▶ **Task statement**
Reproduce the listing below exactly, minus its pictures.
- - -
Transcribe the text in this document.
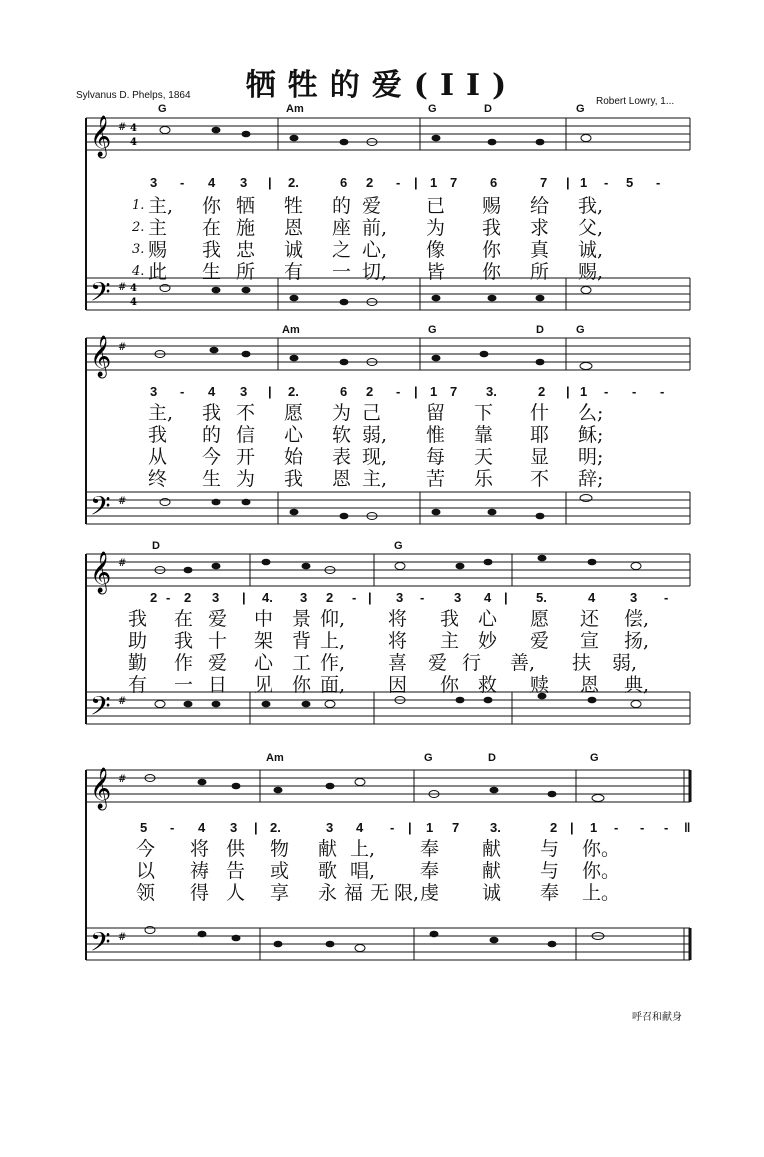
牺牲的爱(II)
Sylvanus D. Phelps, 1864
Robert Lowry, 1...
𝄞
𝄢
#
#
4
4
4
4
G	Am	G	D	G
3 - 4 3 | 2.	6 2 - | 1 7	6	7 | 1 - 5 -
1. 主, 你 牺 牲 的 爱 已 赐 给 我,
2. 主 在 施 恩 座 前, 为 我 求 父,
3. 赐 我 忠 诚 之 心, 像 你 真 诚,
4. 此 生 所 有 一 切, 皆 你 所 赐,
𝄞
𝄢
#
#
Am	G	D	G
3 - 4 3 | 2.	6 2 - | 1 7 3.	2 | 1 - - -
主, 我 不 愿 为 己 留 下 什 么;
我 的 信 心 软 弱, 惟 靠 耶 稣;
从 今 开 始 表 现, 每 天 显 明;
终 生 为 我 恩 主, 苦 乐 不 辞;
𝄞
𝄢
#
#
D	G
2 - 2 3 | 4. 3 2 - | 3 - 3 4 | 5.	4	3 -
我 在 爱 中 景 仰, 将 我 心 愿 还 偿,
助 我 十 架 背 上, 将 主 妙 爱 宣 扬,
勤 作 爱 心 工 作, 喜 爱 行 善, 扶 弱,
有 一 日 见 你 面, 因 你 救 赎 恩 典,
𝄞
𝄢
#
#
Am	G	D	G
5 - 4 3 | 2.	3 4 - | 1 7 3.	2 | 1 - - - ‖
今 将 供 物 献 上, 奉 献 与 你。
以 祷 告 或 歌 唱, 奉 献 与 你。
领 得 人 享 永 福 无 限, 虔 诚 奉 上。
呼召和献身
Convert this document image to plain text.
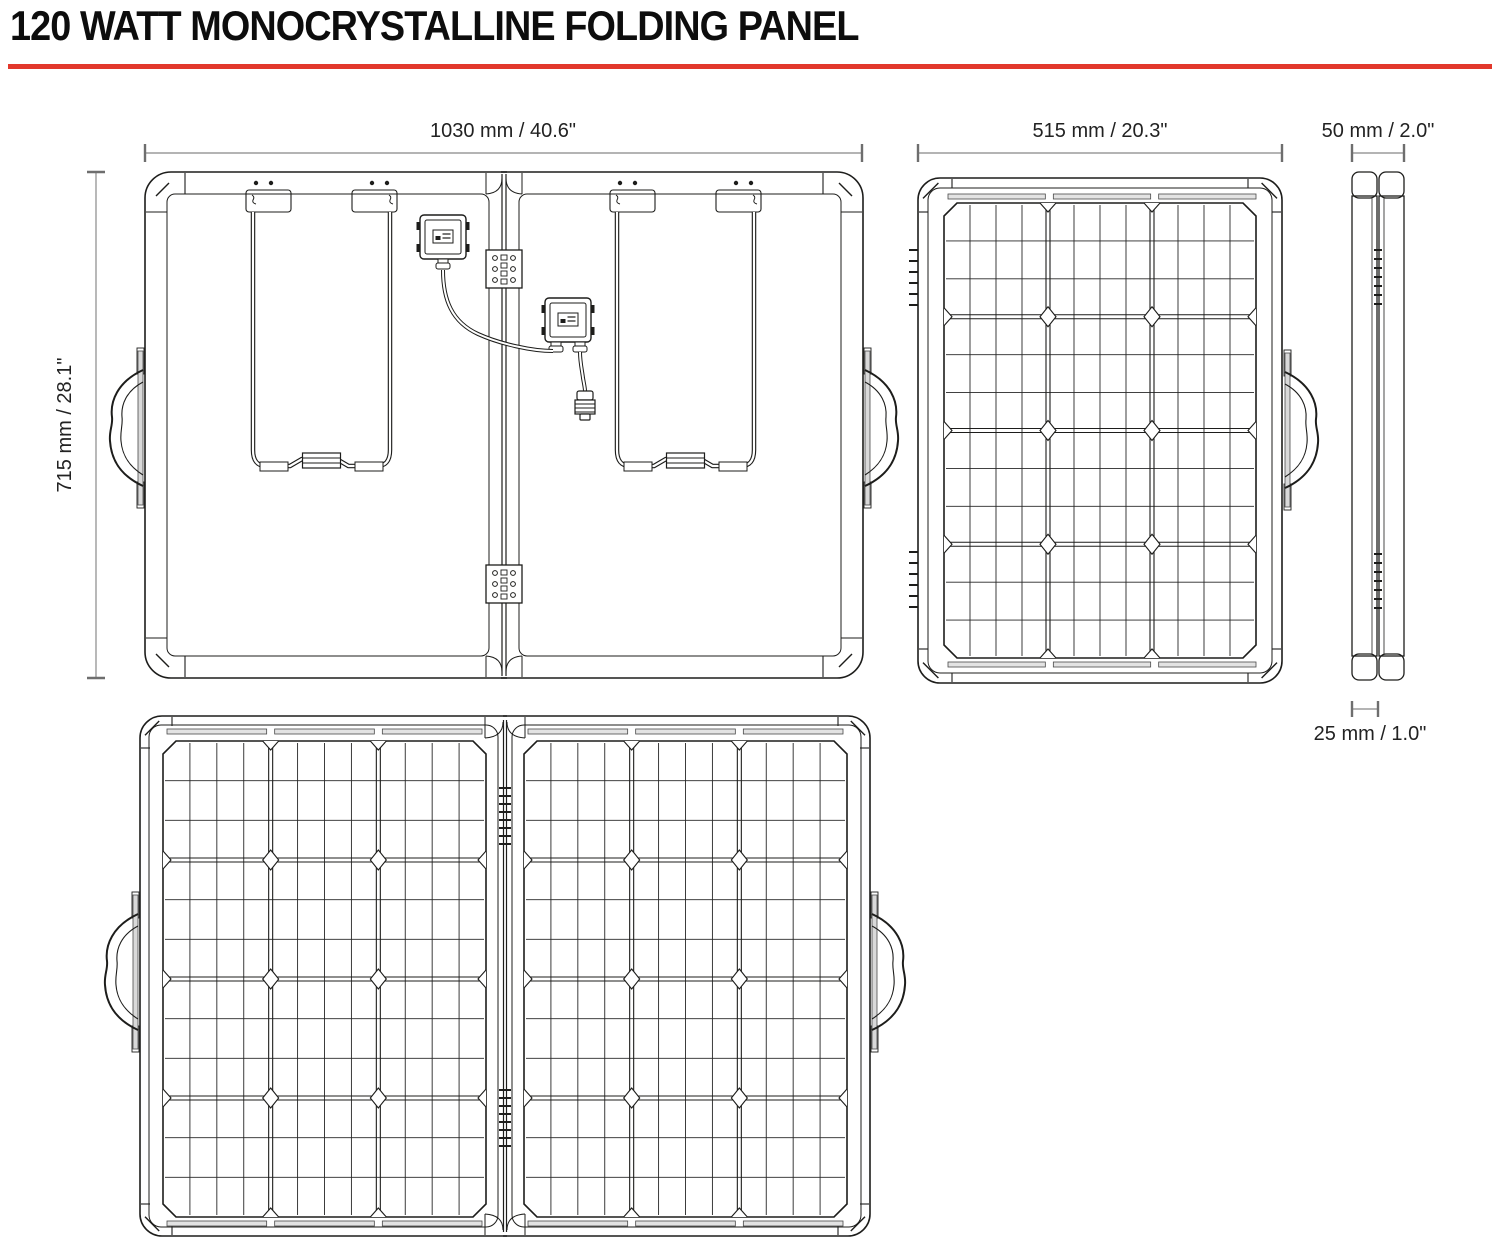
120 WATT MONOCRYSTALLINE FOLDING PANEL
1030 mm / 40.6"
715 mm / 28.1"
515 mm / 20.3"	50 mm / 2.0"
25 mm / 1.0"
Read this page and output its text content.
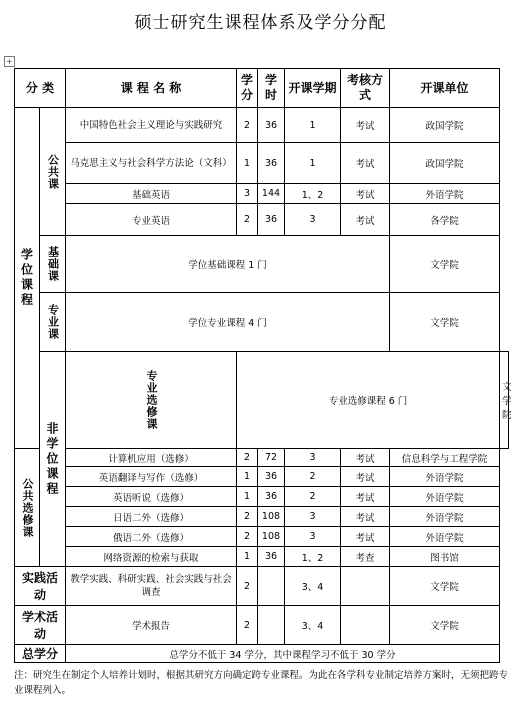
硕士研究生课程体系及学分分配
+
分 类		课 程 名 称	学分	学时	开课学期	考核方式	开课单位	
学位课程	公共课	中国特色社会主义理论与实践研究	2	36	1	考试	政国学院	
		马克思主义与社会科学方法论（文科）	1	36	1	考试	政国学院	
		基础英语	3	144	1、2	考试	外语学院	
		专业英语	2	36	3	考试	各学院	
	基础课	学位基础课程 1 门					文学院	
	专业课	学位专业课程 4 门					文学院	
	非学位课程	专业选修课	专业选修课程 6 门					文学院
公共选修课		计算机应用（选修）	2	72	3	考试	信息科学与工程学院	
		英语翻译与写作（选修）	1	36	2	考试	外语学院	
		英语听说（选修）	1	36	2	考试	外语学院	
		日语二外（选修）	2	108	3	考试	外语学院	
		俄语二外（选修）	2	108	3	考试	外语学院	
		网络资源的检索与获取	1	36	1、2	考查	图书馆	
实践活动		教学实践、科研实践、社会实践与社会调查	2		3、4		文学院	
学术活动		学术报告	2		3、4		文学院	
总学分		总学分不低于 34 学分，其中课程学习不低于 30 学分						
注：研究生在制定个人培养计划时，根据其研究方向确定跨专业课程。为此在各学科专业制定培养方案时，无须把跨专业课程列入。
- - -
▶ **Correct response**
Transcribe the text in this document.
牺牲的爱(II)
Sylvanus D. Phelps, 1864
Robert Lowry, 1...
𝄞
𝄢
#
#
4
4
4
4
G	Am	G	D	G
3 - 4 3 | 2.	6 2 - | 1 7	6	7 | 1 - 5 -
1. 主, 你 牺 牲 的 爱 已 赐 给 我,
2. 主 在 施 恩 座 前, 为 我 求 父,
3. 赐 我 忠 诚 之 心, 像 你 真 诚,
4. 此 生 所 有 一 切, 皆 你 所 赐,
𝄞
𝄢
#
#
Am	G	D	G
3 - 4 3 | 2.	6 2 - | 1 7 3.	2 | 1 - - -
主, 我 不 愿 为 己 留 下 什 么;
我 的 信 心 软 弱, 惟 靠 耶 稣;
从 今 开 始 表 现, 每 天 显 明;
终 生 为 我 恩 主, 苦 乐 不 辞;
𝄞
𝄢
#
#
D	G
2 - 2 3 | 4. 3 2 - | 3 - 3 4 | 5.	4	3 -
我 在 爱 中 景 仰, 将 我 心 愿 还 偿,
助 我 十 架 背 上, 将 主 妙 爱 宣 扬,
勤 作 爱 心 工 作, 喜 爱 行 善, 扶 弱,
有 一 日 见 你 面, 因 你 救 赎 恩 典,
𝄞
𝄢
#
#
Am	G	D	G
5 - 4 3 | 2.	3 4 - | 1 7 3.	2 | 1 - - - ‖
今 将 供 物 献 上, 奉 献 与 你。
以 祷 告 或 歌 唱, 奉 献 与 你。
领 得 人 享 永 福 无 限, 虔 诚 奉 上。
呼召和献身
Convert this document image to plain text.
120 WATT MONOCRYSTALLINE FOLDING PANEL
1030 mm / 40.6"
715 mm / 28.1"
515 mm / 20.3"	50 mm / 2.0"
25 mm / 1.0"
Read this page and output its text content.
硕士研究生课程体系及学分分配
+
分 类		课 程 名 称	学分	学时	开课学期	考核方式	开课单位	
学位课程	公共课	中国特色社会主义理论与实践研究	2	36	1	考试	政国学院	
		马克思主义与社会科学方法论（文科）	1	36	1	考试	政国学院	
		基础英语	3	144	1、2	考试	外语学院	
		专业英语	2	36	3	考试	各学院	
	基础课	学位基础课程 1 门					文学院	
	专业课	学位专业课程 4 门					文学院	
	非学位课程	专业选修课	专业选修课程 6 门					文学院
公共选修课		计算机应用（选修）	2	72	3	考试	信息科学与工程学院	
		英语翻译与写作（选修）	1	36	2	考试	外语学院	
		英语听说（选修）	1	36	2	考试	外语学院	
		日语二外（选修）	2	108	3	考试	外语学院	
		俄语二外（选修）	2	108	3	考试	外语学院	
		网络资源的检索与获取	1	36	1、2	考查	图书馆	
实践活动		教学实践、科研实践、社会实践与社会调查	2		3、4		文学院	
学术活动		学术报告	2		3、4		文学院	
总学分		总学分不低于 34 学分，其中课程学习不低于 30 学分						
注：研究生在制定个人培养计划时，根据其研究方向确定跨专业课程。为此在各学科专业制定培养方案时，无须把跨专业课程列入。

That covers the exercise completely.